Source records
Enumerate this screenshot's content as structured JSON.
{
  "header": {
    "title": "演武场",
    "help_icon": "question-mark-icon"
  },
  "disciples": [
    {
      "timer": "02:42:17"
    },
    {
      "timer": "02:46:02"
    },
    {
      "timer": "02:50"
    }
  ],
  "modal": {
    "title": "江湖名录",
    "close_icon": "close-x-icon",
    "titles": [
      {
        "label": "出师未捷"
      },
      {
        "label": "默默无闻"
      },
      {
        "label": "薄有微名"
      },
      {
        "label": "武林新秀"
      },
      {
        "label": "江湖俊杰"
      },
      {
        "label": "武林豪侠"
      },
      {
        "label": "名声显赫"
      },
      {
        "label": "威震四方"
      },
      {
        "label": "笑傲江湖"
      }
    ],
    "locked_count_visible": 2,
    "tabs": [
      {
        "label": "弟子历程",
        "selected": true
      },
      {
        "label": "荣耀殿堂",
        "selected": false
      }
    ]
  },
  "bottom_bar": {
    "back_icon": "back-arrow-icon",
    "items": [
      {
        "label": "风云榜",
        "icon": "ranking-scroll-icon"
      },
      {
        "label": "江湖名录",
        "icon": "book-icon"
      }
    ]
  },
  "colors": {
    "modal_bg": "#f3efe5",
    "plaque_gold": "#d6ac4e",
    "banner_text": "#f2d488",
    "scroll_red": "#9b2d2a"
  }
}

Problem statement:
Restate the listing above word for word.

Answer to the exercise:
Enumerate this screenshot's content as structured JSON.
{
  "header": {
    "title": "演武场",
    "help_icon": "question-mark-icon"
  },
  "disciples": [
    {
      "timer": "02:42:17"
    },
    {
      "timer": "02:46:02"
    },
    {
      "timer": "02:50"
    }
  ],
  "modal": {
    "title": "江湖名录",
    "close_icon": "close-x-icon",
    "titles": [
      {
        "label": "出师未捷"
      },
      {
        "label": "默默无闻"
      },
      {
        "label": "薄有微名"
      },
      {
        "label": "武林新秀"
      },
      {
        "label": "江湖俊杰"
      },
      {
        "label": "武林豪侠"
      },
      {
        "label": "名声显赫"
      },
      {
        "label": "威震四方"
      },
      {
        "label": "笑傲江湖"
      }
    ],
    "locked_count_visible": 2,
    "tabs": [
      {
        "label": "弟子历程",
        "selected": true
      },
      {
        "label": "荣耀殿堂",
        "selected": false
      }
    ]
  },
  "bottom_bar": {
    "back_icon": "back-arrow-icon",
    "items": [
      {
        "label": "风云榜",
        "icon": "ranking-scroll-icon"
      },
      {
        "label": "江湖名录",
        "icon": "book-icon"
      }
    ]
  },
  "colors": {
    "modal_bg": "#f3efe5",
    "plaque_gold": "#d6ac4e",
    "banner_text": "#f2d488",
    "scroll_red": "#9b2d2a"
  }
}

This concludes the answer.